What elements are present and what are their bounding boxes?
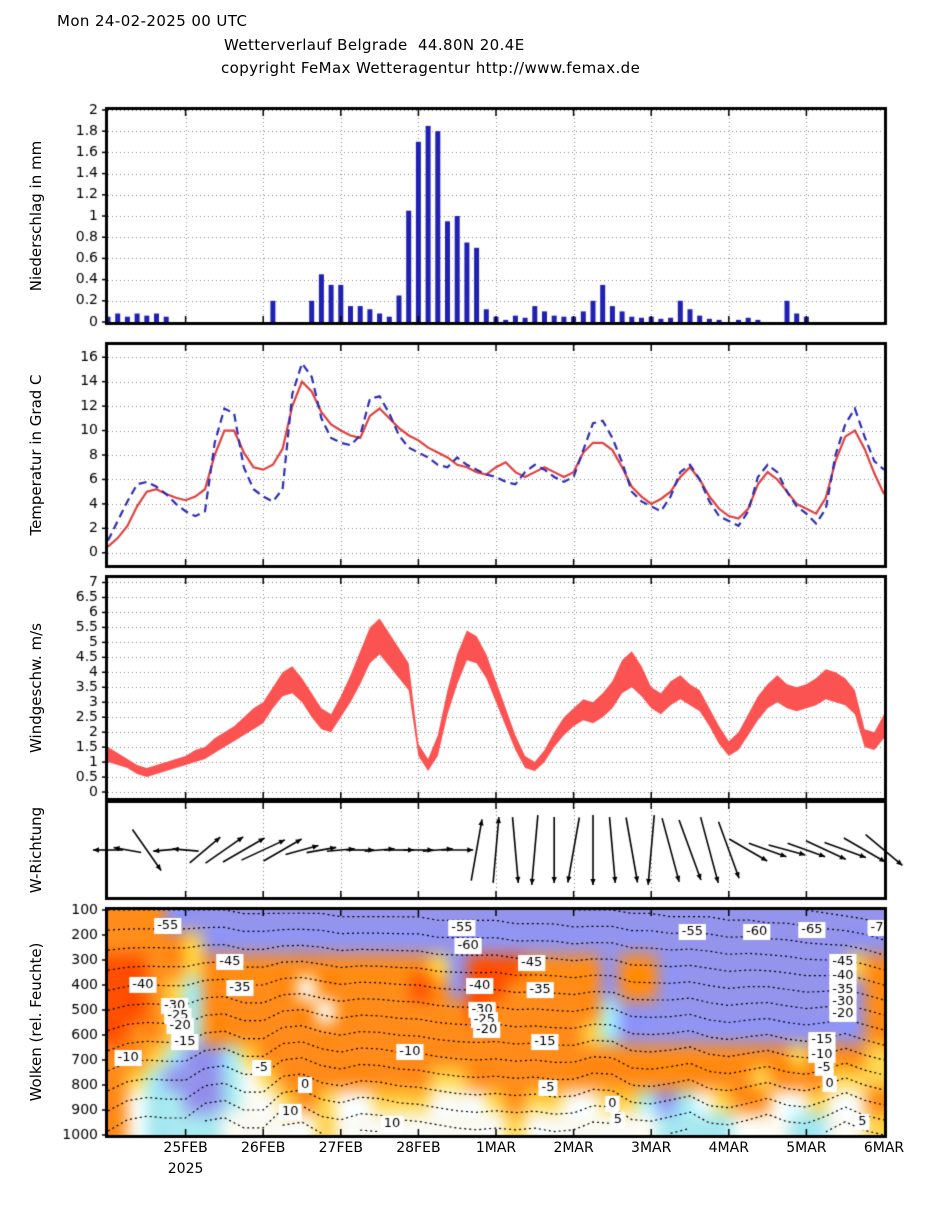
x-tick-label: 4MAR <box>708 1140 749 1156</box>
x-tick-label: 5MAR <box>786 1140 827 1156</box>
x-tick-label: 3MAR <box>631 1140 672 1156</box>
x-tick-label: 2MAR <box>553 1140 594 1156</box>
x-tick-label: 27FEB <box>318 1140 363 1156</box>
wind-speed-axis-title: Windgeschw. m/s <box>27 623 45 753</box>
year-label: 2025 <box>167 1161 204 1177</box>
x-tick-label: 25FEB <box>163 1140 208 1156</box>
wind-direction-axis-title: W-Richtung <box>27 806 45 894</box>
clouds-axis-title: Wolken (rel. Feuchte) <box>27 942 45 1102</box>
x-tick-label: 6MAR <box>863 1140 905 1156</box>
x-tick-label: 1MAR <box>475 1140 517 1156</box>
x-tick-label: 26FEB <box>241 1140 286 1156</box>
x-tick-label: 28FEB <box>396 1140 441 1156</box>
temperature-axis-title: Temperatur in Grad C <box>27 374 45 536</box>
precipitation-axis-title: Niederschlag in mm <box>27 140 45 292</box>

########

__REQUISITOS__
Selecciona y copia cada línea del listado que contenga la cadena "axis".

__RESPUESTA__
wind-speed-axis-title: Windgeschw. m/s <box>27 623 45 753</box>
wind-direction-axis-title: W-Richtung <box>27 806 45 894</box>
clouds-axis-title: Wolken (rel. Feuchte) <box>27 942 45 1102</box>
temperature-axis-title: Temperatur in Grad C <box>27 374 45 536</box>
precipitation-axis-title: Niederschlag in mm <box>27 140 45 292</box>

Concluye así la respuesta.